Records from a data collection
-=-=-=-=-
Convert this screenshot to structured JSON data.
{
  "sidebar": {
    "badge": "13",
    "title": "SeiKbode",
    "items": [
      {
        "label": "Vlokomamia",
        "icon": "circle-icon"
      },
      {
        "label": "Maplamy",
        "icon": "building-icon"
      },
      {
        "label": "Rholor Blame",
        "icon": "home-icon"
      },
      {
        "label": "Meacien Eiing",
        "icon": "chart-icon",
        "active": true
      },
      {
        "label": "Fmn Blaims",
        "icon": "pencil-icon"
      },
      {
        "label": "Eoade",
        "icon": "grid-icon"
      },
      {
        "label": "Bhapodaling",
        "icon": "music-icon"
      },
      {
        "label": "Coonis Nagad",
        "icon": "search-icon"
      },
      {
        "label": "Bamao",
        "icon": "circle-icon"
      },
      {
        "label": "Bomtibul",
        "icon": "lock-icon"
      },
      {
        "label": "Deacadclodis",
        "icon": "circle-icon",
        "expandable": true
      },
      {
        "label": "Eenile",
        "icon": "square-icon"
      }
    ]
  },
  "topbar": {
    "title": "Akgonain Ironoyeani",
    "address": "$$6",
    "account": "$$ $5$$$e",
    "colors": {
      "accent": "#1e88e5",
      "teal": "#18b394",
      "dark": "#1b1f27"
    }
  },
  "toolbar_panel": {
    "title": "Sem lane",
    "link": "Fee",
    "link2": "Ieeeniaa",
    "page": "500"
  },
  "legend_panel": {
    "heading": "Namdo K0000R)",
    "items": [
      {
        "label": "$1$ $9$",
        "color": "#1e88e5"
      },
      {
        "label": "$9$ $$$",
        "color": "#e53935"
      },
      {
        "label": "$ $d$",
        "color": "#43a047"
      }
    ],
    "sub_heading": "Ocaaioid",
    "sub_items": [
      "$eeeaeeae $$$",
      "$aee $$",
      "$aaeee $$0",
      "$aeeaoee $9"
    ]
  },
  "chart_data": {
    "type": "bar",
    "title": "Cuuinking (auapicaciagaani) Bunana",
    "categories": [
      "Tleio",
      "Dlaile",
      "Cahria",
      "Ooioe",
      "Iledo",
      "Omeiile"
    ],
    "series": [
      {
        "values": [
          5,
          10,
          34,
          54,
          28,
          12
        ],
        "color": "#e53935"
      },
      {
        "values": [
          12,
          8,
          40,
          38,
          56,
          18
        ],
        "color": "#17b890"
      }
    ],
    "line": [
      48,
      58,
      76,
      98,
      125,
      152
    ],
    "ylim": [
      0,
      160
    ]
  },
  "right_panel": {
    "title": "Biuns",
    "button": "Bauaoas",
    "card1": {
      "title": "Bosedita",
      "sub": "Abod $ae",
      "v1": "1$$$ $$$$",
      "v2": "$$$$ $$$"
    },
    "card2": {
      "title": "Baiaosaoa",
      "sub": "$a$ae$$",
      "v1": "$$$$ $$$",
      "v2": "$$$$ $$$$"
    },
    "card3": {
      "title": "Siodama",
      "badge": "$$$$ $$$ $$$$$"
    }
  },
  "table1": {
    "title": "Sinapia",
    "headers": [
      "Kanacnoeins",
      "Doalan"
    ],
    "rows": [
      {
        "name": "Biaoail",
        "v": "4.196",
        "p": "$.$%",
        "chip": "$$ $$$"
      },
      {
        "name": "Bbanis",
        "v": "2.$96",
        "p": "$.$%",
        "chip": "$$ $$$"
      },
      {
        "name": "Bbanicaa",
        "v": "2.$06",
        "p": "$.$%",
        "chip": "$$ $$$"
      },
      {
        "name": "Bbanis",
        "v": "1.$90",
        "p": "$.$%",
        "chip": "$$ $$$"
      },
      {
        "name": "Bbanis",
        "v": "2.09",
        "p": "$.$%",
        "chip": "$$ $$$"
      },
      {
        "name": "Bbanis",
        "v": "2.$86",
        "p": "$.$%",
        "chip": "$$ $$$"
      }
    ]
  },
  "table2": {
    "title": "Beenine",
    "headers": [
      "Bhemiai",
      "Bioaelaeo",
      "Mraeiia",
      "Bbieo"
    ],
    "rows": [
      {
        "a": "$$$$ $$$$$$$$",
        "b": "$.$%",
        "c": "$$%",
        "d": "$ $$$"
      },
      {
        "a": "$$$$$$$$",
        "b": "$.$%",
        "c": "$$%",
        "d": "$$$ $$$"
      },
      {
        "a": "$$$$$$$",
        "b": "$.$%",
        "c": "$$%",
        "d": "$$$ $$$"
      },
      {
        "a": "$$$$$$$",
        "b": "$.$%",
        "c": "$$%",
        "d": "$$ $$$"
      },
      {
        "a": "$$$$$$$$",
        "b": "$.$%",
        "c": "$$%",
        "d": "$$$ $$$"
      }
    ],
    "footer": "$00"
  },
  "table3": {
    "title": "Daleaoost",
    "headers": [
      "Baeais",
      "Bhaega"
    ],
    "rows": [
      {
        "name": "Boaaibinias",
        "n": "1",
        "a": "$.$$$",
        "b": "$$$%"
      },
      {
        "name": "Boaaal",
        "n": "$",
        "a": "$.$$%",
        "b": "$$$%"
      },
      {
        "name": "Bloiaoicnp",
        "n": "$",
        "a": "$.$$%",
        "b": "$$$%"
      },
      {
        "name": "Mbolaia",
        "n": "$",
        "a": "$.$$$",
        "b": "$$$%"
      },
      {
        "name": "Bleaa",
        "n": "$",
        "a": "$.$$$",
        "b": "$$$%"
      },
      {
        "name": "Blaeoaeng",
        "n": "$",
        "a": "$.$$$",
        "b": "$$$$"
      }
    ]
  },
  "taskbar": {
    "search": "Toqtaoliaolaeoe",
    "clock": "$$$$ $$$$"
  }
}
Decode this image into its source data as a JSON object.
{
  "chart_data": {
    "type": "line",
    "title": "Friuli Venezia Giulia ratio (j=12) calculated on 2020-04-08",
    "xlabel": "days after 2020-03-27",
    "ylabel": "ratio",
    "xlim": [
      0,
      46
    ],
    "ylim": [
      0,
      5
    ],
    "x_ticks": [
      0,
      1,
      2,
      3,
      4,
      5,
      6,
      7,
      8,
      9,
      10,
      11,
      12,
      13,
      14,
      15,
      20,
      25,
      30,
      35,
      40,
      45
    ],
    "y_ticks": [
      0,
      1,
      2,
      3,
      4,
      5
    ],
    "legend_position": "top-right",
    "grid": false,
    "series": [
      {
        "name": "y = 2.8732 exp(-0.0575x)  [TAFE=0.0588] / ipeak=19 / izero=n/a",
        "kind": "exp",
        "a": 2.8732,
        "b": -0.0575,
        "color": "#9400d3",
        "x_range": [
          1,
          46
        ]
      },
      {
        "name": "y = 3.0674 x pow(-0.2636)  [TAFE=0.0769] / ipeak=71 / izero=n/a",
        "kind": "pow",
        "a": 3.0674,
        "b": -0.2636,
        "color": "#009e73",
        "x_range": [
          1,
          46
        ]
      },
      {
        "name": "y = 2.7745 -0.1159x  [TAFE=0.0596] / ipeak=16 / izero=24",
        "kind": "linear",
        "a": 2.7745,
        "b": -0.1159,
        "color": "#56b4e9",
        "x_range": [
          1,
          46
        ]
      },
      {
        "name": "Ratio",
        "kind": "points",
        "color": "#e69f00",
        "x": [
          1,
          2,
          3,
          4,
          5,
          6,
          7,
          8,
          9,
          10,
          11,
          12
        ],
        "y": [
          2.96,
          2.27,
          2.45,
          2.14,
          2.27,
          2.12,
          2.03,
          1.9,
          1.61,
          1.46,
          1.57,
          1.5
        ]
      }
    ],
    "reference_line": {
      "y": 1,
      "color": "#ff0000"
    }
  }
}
-=-=-=-=-
__Goal of the exercise__
Look through the listing and extract every line with "JSON" in it.

__The response__
Convert this screenshot to structured JSON data.
Decode this image into its source data as a JSON object.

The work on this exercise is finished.